**Goal of the exercise**: All entries below are to be set down again, identical to the source.

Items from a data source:
□ □ □ □

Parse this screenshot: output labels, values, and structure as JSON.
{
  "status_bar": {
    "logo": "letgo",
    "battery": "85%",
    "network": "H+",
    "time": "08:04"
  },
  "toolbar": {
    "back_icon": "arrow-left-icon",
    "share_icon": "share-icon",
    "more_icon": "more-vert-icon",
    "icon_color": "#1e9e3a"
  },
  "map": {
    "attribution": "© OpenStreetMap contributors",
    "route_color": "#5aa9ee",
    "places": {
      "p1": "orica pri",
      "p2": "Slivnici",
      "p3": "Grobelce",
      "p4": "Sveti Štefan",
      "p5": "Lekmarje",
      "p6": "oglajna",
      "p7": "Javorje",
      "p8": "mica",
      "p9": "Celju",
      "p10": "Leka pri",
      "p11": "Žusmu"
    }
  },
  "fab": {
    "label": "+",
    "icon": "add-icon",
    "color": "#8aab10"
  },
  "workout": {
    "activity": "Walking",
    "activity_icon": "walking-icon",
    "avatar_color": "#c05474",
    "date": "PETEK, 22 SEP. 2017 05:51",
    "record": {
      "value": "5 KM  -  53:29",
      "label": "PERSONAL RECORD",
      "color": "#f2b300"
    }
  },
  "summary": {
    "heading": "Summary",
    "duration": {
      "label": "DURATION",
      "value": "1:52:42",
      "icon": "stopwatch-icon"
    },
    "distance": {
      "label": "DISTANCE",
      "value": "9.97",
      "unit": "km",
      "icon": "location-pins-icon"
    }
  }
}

□ □ □ □

**Complete output**:
Parse this screenshot: output labels, values, and structure as JSON.
{
  "status_bar": {
    "logo": "letgo",
    "battery": "85%",
    "network": "H+",
    "time": "08:04"
  },
  "toolbar": {
    "back_icon": "arrow-left-icon",
    "share_icon": "share-icon",
    "more_icon": "more-vert-icon",
    "icon_color": "#1e9e3a"
  },
  "map": {
    "attribution": "© OpenStreetMap contributors",
    "route_color": "#5aa9ee",
    "places": {
      "p1": "orica pri",
      "p2": "Slivnici",
      "p3": "Grobelce",
      "p4": "Sveti Štefan",
      "p5": "Lekmarje",
      "p6": "oglajna",
      "p7": "Javorje",
      "p8": "mica",
      "p9": "Celju",
      "p10": "Leka pri",
      "p11": "Žusmu"
    }
  },
  "fab": {
    "label": "+",
    "icon": "add-icon",
    "color": "#8aab10"
  },
  "workout": {
    "activity": "Walking",
    "activity_icon": "walking-icon",
    "avatar_color": "#c05474",
    "date": "PETEK, 22 SEP. 2017 05:51",
    "record": {
      "value": "5 KM  -  53:29",
      "label": "PERSONAL RECORD",
      "color": "#f2b300"
    }
  },
  "summary": {
    "heading": "Summary",
    "duration": {
      "label": "DURATION",
      "value": "1:52:42",
      "icon": "stopwatch-icon"
    },
    "distance": {
      "label": "DISTANCE",
      "value": "9.97",
      "unit": "km",
      "icon": "location-pins-icon"
    }
  }
}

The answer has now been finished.